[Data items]
::::::::
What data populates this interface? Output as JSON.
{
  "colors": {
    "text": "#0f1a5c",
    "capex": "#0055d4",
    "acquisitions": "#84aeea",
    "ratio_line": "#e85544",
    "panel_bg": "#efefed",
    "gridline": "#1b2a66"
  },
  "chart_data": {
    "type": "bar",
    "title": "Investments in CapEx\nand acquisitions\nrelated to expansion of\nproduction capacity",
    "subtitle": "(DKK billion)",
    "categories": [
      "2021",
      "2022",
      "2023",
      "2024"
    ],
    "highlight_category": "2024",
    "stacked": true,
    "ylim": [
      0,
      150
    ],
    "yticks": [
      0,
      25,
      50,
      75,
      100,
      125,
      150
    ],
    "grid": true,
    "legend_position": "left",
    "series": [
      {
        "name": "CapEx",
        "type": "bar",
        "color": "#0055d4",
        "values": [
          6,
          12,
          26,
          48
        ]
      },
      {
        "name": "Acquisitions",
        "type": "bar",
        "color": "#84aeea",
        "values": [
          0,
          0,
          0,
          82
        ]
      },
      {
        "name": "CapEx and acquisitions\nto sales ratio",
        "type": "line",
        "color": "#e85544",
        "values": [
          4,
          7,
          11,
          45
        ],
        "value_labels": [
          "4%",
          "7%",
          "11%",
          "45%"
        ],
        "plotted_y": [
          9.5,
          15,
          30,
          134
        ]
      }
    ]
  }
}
::::::::
#### Work to be completed
Give an exact repetition of all the material.

#### Solution for this task
What data populates this interface? Output as JSON.
{
  "colors": {
    "text": "#0f1a5c",
    "capex": "#0055d4",
    "acquisitions": "#84aeea",
    "ratio_line": "#e85544",
    "panel_bg": "#efefed",
    "gridline": "#1b2a66"
  },
  "chart_data": {
    "type": "bar",
    "title": "Investments in CapEx\nand acquisitions\nrelated to expansion of\nproduction capacity",
    "subtitle": "(DKK billion)",
    "categories": [
      "2021",
      "2022",
      "2023",
      "2024"
    ],
    "highlight_category": "2024",
    "stacked": true,
    "ylim": [
      0,
      150
    ],
    "yticks": [
      0,
      25,
      50,
      75,
      100,
      125,
      150
    ],
    "grid": true,
    "legend_position": "left",
    "series": [
      {
        "name": "CapEx",
        "type": "bar",
        "color": "#0055d4",
        "values": [
          6,
          12,
          26,
          48
        ]
      },
      {
        "name": "Acquisitions",
        "type": "bar",
        "color": "#84aeea",
        "values": [
          0,
          0,
          0,
          82
        ]
      },
      {
        "name": "CapEx and acquisitions\nto sales ratio",
        "type": "line",
        "color": "#e85544",
        "values": [
          4,
          7,
          11,
          45
        ],
        "value_labels": [
          "4%",
          "7%",
          "11%",
          "45%"
        ],
        "plotted_y": [
          9.5,
          15,
          30,
          134
        ]
      }
    ]
  }
}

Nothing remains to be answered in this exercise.